-- Exercise directions --
Across the entries, how many lines have the string "坚定理想信念" in them? Reply with only a number.

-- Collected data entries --
============

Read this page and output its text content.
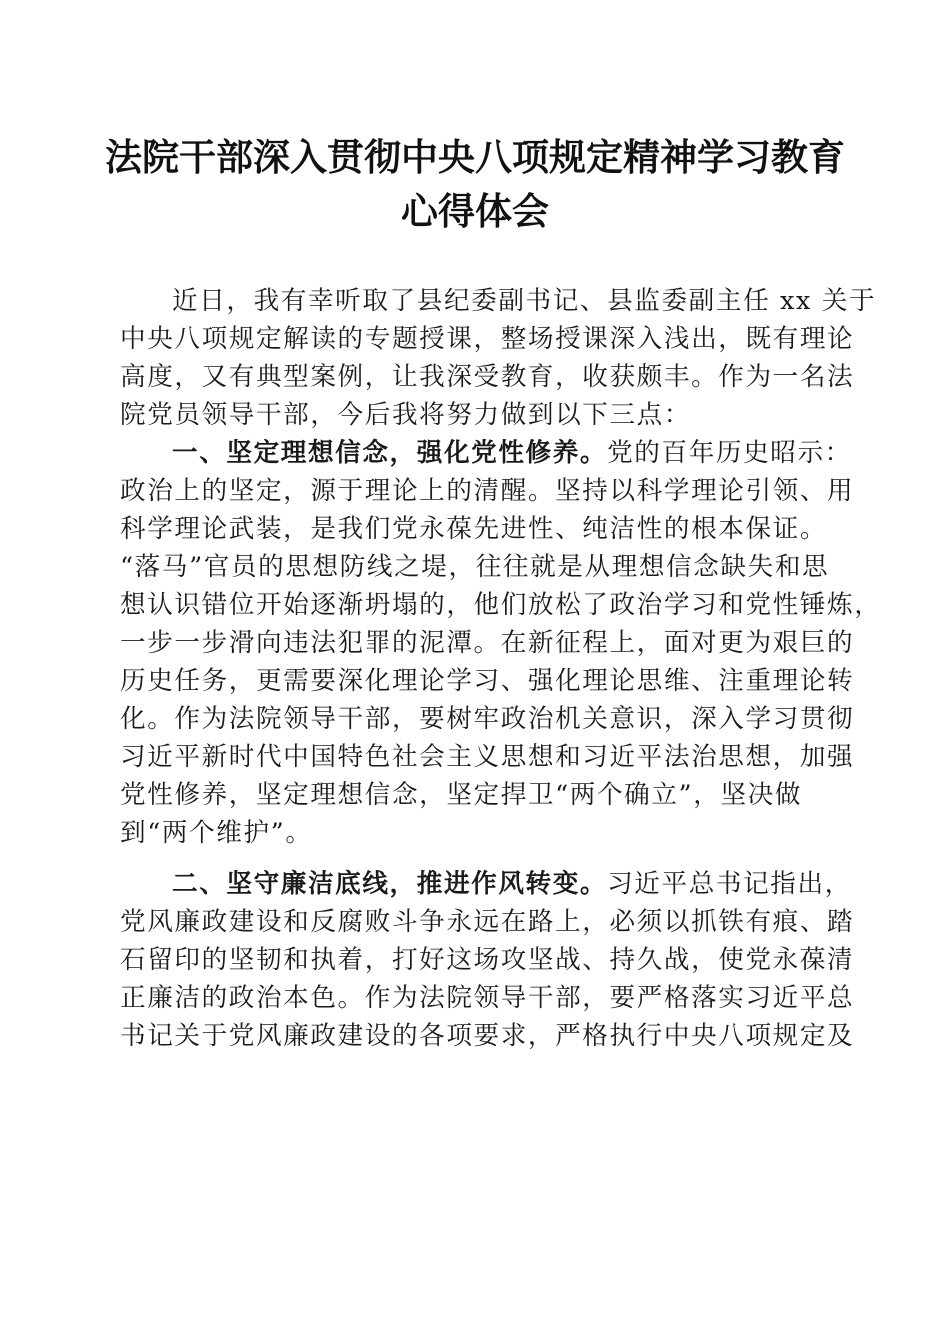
法院干部深入贯彻中央八项规定精神学习教育
心得体会
近日，我有幸听取了县纪委副书记、县监委副主任 xx 关于
中央八项规定解读的专题授课，整场授课深入浅出，既有理论
高度，又有典型案例，让我深受教育，收获颇丰。作为一名法
院党员领导干部，今后我将努力做到以下三点：
一、坚定理想信念，强化党性修养。党的百年历史昭示：
政治上的坚定，源于理论上的清醒。坚持以科学理论引领、用
科学理论武装，是我们党永葆先进性、纯洁性的根本保证。
“落马”官员的思想防线之堤，往往就是从理想信念缺失和思
想认识错位开始逐渐坍塌的，他们放松了政治学习和党性锤炼，
一步一步滑向违法犯罪的泥潭。在新征程上，面对更为艰巨的
历史任务，更需要深化理论学习、强化理论思维、注重理论转
化。作为法院领导干部，要树牢政治机关意识，深入学习贯彻
习近平新时代中国特色社会主义思想和习近平法治思想，加强
党性修养，坚定理想信念，坚定捍卫“两个确立”，坚决做
到“两个维护”。
二、坚守廉洁底线，推进作风转变。习近平总书记指出，
党风廉政建设和反腐败斗争永远在路上，必须以抓铁有痕、踏
石留印的坚韧和执着，打好这场攻坚战、持久战，使党永葆清
正廉洁的政治本色。作为法院领导干部，要严格落实习近平总
书记关于党风廉政建设的各项要求，严格执行中央八项规定及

============

-- Final result --
2